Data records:
++++++++++++++++++++

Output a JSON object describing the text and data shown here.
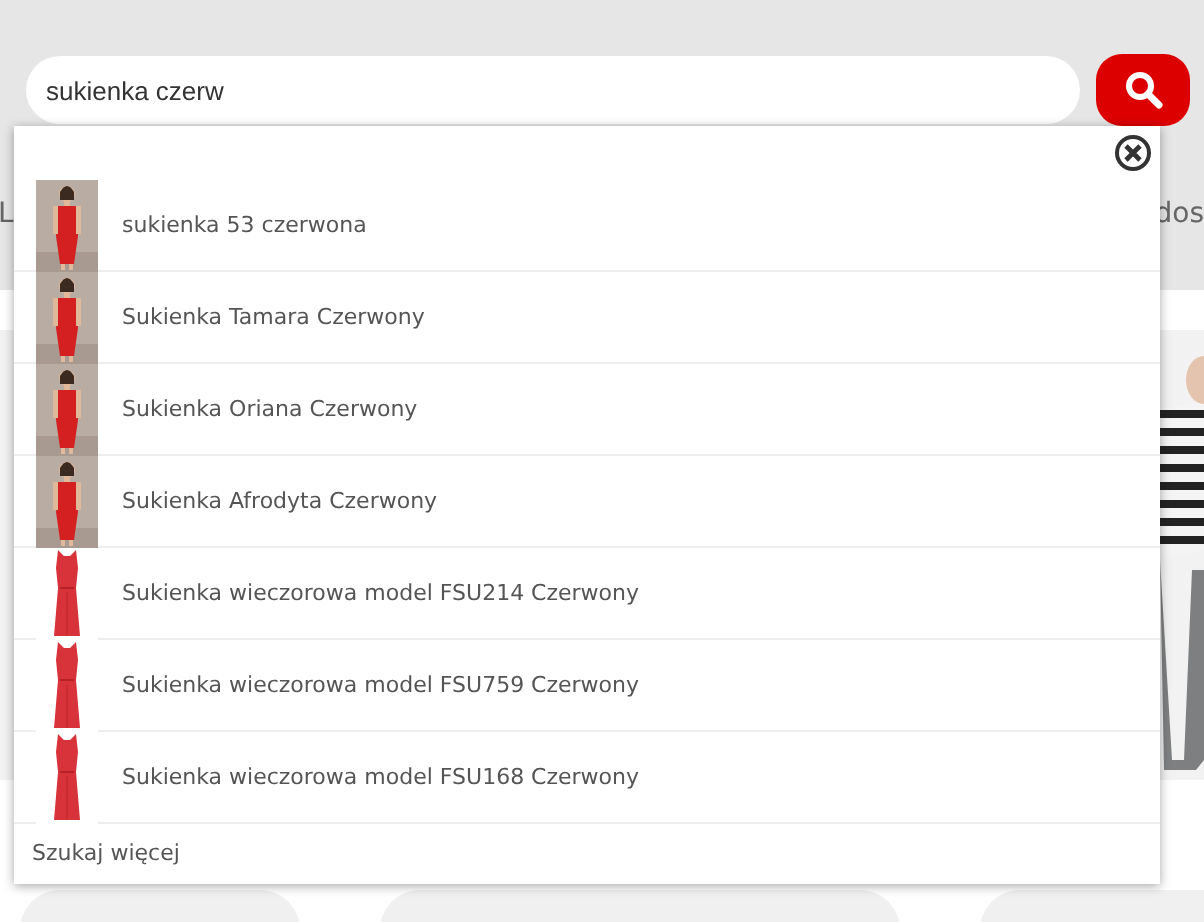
{
  "search": {
    "value": "sukienka czerw"
  },
  "nav": {
    "left_text": "L",
    "right_text": "dos"
  },
  "suggestions": {
    "items": [
      {
        "label": "sukienka 53 czerwona",
        "kind": "model"
      },
      {
        "label": "Sukienka Tamara Czerwony",
        "kind": "model"
      },
      {
        "label": "Sukienka Oriana Czerwony",
        "kind": "model"
      },
      {
        "label": "Sukienka Afrodyta Czerwony",
        "kind": "model"
      },
      {
        "label": "Sukienka wieczorowa model FSU214 Czerwony",
        "kind": "dress"
      },
      {
        "label": "Sukienka wieczorowa model FSU759 Czerwony",
        "kind": "dress"
      },
      {
        "label": "Sukienka wieczorowa model FSU168 Czerwony",
        "kind": "dress"
      }
    ],
    "more_link": "Szukaj więcej"
  }
}
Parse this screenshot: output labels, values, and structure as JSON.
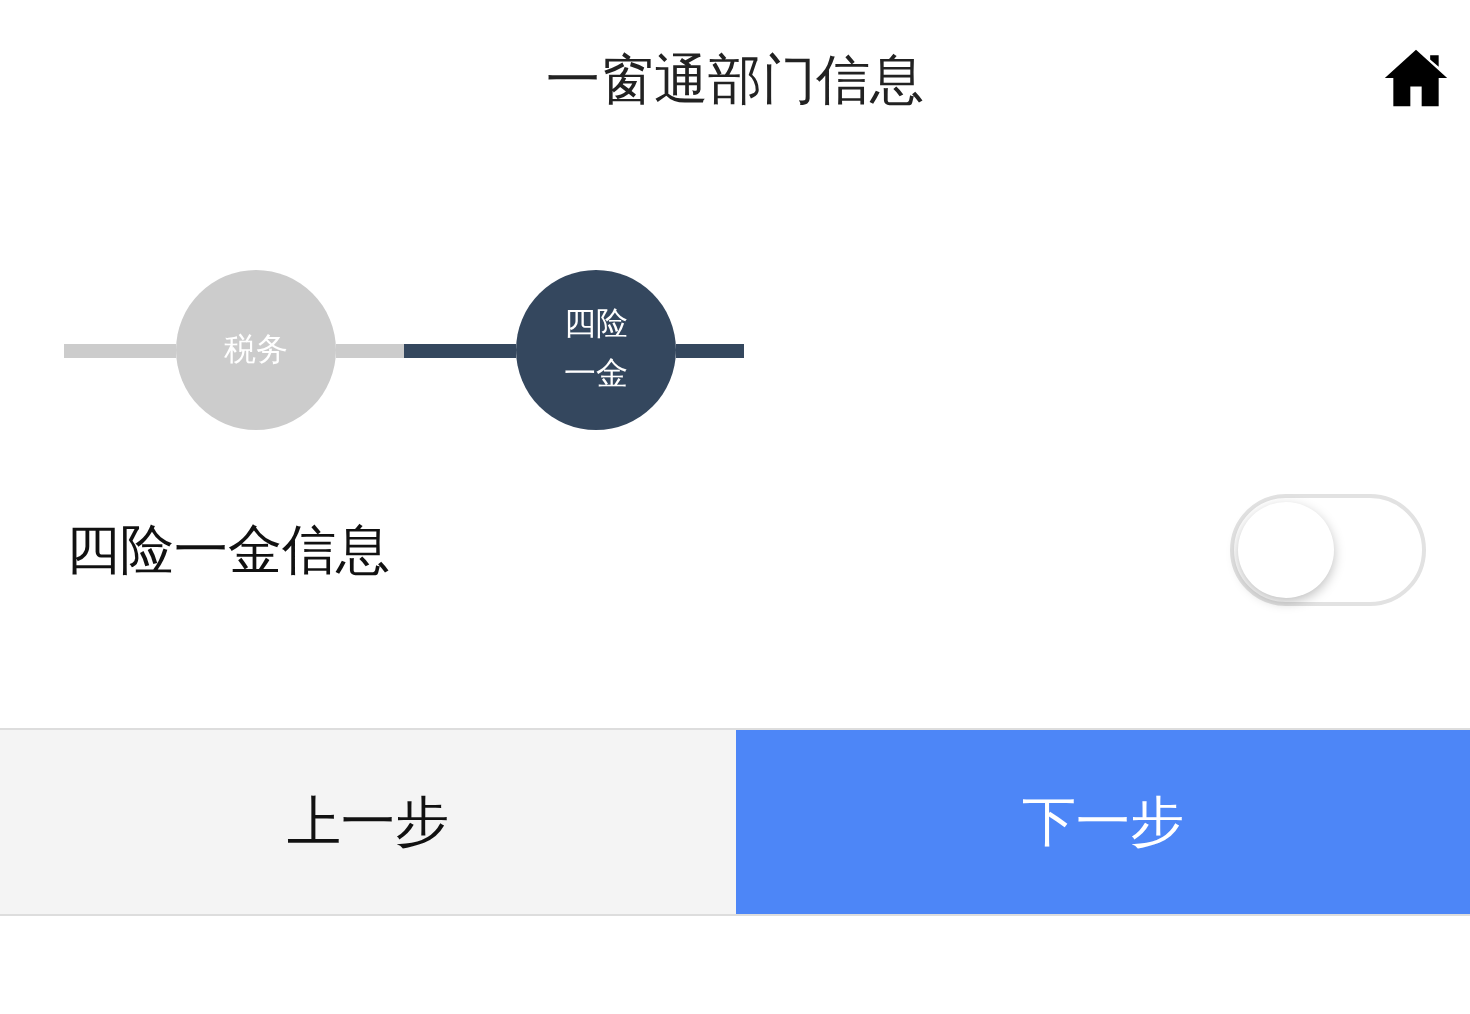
{
  "header": {
    "title": "一窗通部门信息"
  },
  "steps": [
    {
      "label": "税务",
      "selected": false
    },
    {
      "label": "四险一金",
      "selected": true
    }
  ],
  "setting": {
    "label": "四险一金信息",
    "on": false
  },
  "buttons": [
    {
      "label": "上一步",
      "kind": "secondary"
    },
    {
      "label": "下一步",
      "kind": "primary"
    }
  ]
}
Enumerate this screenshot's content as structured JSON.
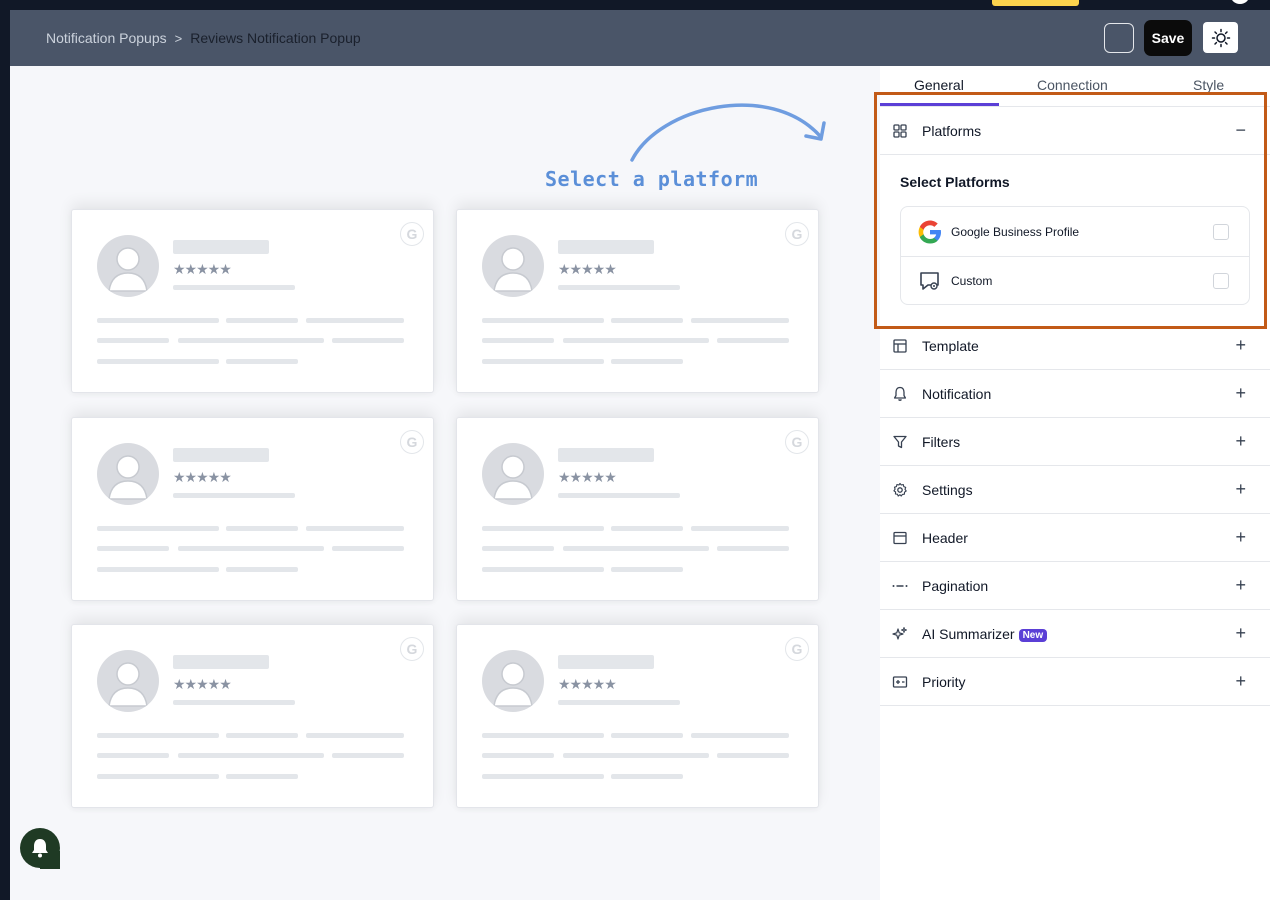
{
  "breadcrumb": {
    "parent": "Notification Popups",
    "separator": ">",
    "current": "Reviews Notification Popup"
  },
  "toolbar": {
    "save_label": "Save",
    "theme_icon": "sun-icon"
  },
  "canvas": {
    "hint_text": "Select a platform",
    "review_card_count": 6,
    "stars_glyph": "★★★★★",
    "badge_letter": "G"
  },
  "sidebar": {
    "tabs": [
      {
        "label": "General",
        "active": true
      },
      {
        "label": "Connection",
        "active": false
      },
      {
        "label": "Style",
        "active": false
      }
    ],
    "platforms": {
      "title": "Platforms",
      "expanded": true,
      "toggle": "−",
      "subtitle": "Select Platforms",
      "options": [
        {
          "label": "Google Business Profile",
          "icon": "google-logo-icon",
          "checked": false
        },
        {
          "label": "Custom",
          "icon": "custom-chat-icon",
          "checked": false
        }
      ]
    },
    "sections": [
      {
        "label": "Template",
        "icon": "template-icon",
        "toggle": "+"
      },
      {
        "label": "Notification",
        "icon": "bell-icon",
        "toggle": "+"
      },
      {
        "label": "Filters",
        "icon": "filter-icon",
        "toggle": "+"
      },
      {
        "label": "Settings",
        "icon": "gear-icon",
        "toggle": "+"
      },
      {
        "label": "Header",
        "icon": "header-icon",
        "toggle": "+"
      },
      {
        "label": "Pagination",
        "icon": "pagination-icon",
        "toggle": "+"
      },
      {
        "label": "AI Summarizer",
        "icon": "sparkle-icon",
        "toggle": "+",
        "badge": "New"
      },
      {
        "label": "Priority",
        "icon": "priority-icon",
        "toggle": "+"
      }
    ]
  },
  "colors": {
    "topbar": "#4a5568",
    "accent": "#5b3fd6",
    "highlight": "#c25a17",
    "hint": "#5b8fd8"
  }
}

++++++++++++++++++++

DESCRIPTION OF THE TASK:
Copy the entries above faithfully and omit every image.

WRITTEN REPLY:
Output a JSON object describing the text and data shown here.
{
  "search": {
    "value": "sukienka czerw"
  },
  "nav": {
    "left_text": "L",
    "right_text": "dos"
  },
  "suggestions": {
    "items": [
      {
        "label": "sukienka 53 czerwona",
        "kind": "model"
      },
      {
        "label": "Sukienka Tamara Czerwony",
        "kind": "model"
      },
      {
        "label": "Sukienka Oriana Czerwony",
        "kind": "model"
      },
      {
        "label": "Sukienka Afrodyta Czerwony",
        "kind": "model"
      },
      {
        "label": "Sukienka wieczorowa model FSU214 Czerwony",
        "kind": "dress"
      },
      {
        "label": "Sukienka wieczorowa model FSU759 Czerwony",
        "kind": "dress"
      },
      {
        "label": "Sukienka wieczorowa model FSU168 Czerwony",
        "kind": "dress"
      }
    ],
    "more_link": "Szukaj więcej"
  }
}
Parse this screenshot: output labels, values, and structure as JSON.
{
  "header": {
    "title": "一窗通部门信息"
  },
  "steps": [
    {
      "label": "税务",
      "selected": false
    },
    {
      "label": "四险一金",
      "selected": true
    }
  ],
  "setting": {
    "label": "四险一金信息",
    "on": false
  },
  "buttons": [
    {
      "label": "上一步",
      "kind": "secondary"
    },
    {
      "label": "下一步",
      "kind": "primary"
    }
  ]
}
Enumerate this screenshot's content as structured JSON.
{
  "breadcrumb": {
    "parent": "Notification Popups",
    "separator": ">",
    "current": "Reviews Notification Popup"
  },
  "toolbar": {
    "save_label": "Save",
    "theme_icon": "sun-icon"
  },
  "canvas": {
    "hint_text": "Select a platform",
    "review_card_count": 6,
    "stars_glyph": "★★★★★",
    "badge_letter": "G"
  },
  "sidebar": {
    "tabs": [
      {
        "label": "General",
        "active": true
      },
      {
        "label": "Connection",
        "active": false
      },
      {
        "label": "Style",
        "active": false
      }
    ],
    "platforms": {
      "title": "Platforms",
      "expanded": true,
      "toggle": "−",
      "subtitle": "Select Platforms",
      "options": [
        {
          "label": "Google Business Profile",
          "icon": "google-logo-icon",
          "checked": false
        },
        {
          "label": "Custom",
          "icon": "custom-chat-icon",
          "checked": false
        }
      ]
    },
    "sections": [
      {
        "label": "Template",
        "icon": "template-icon",
        "toggle": "+"
      },
      {
        "label": "Notification",
        "icon": "bell-icon",
        "toggle": "+"
      },
      {
        "label": "Filters",
        "icon": "filter-icon",
        "toggle": "+"
      },
      {
        "label": "Settings",
        "icon": "gear-icon",
        "toggle": "+"
      },
      {
        "label": "Header",
        "icon": "header-icon",
        "toggle": "+"
      },
      {
        "label": "Pagination",
        "icon": "pagination-icon",
        "toggle": "+"
      },
      {
        "label": "AI Summarizer",
        "icon": "sparkle-icon",
        "toggle": "+",
        "badge": "New"
      },
      {
        "label": "Priority",
        "icon": "priority-icon",
        "toggle": "+"
      }
    ]
  },
  "colors": {
    "topbar": "#4a5568",
    "accent": "#5b3fd6",
    "highlight": "#c25a17",
    "hint": "#5b8fd8"
  }
}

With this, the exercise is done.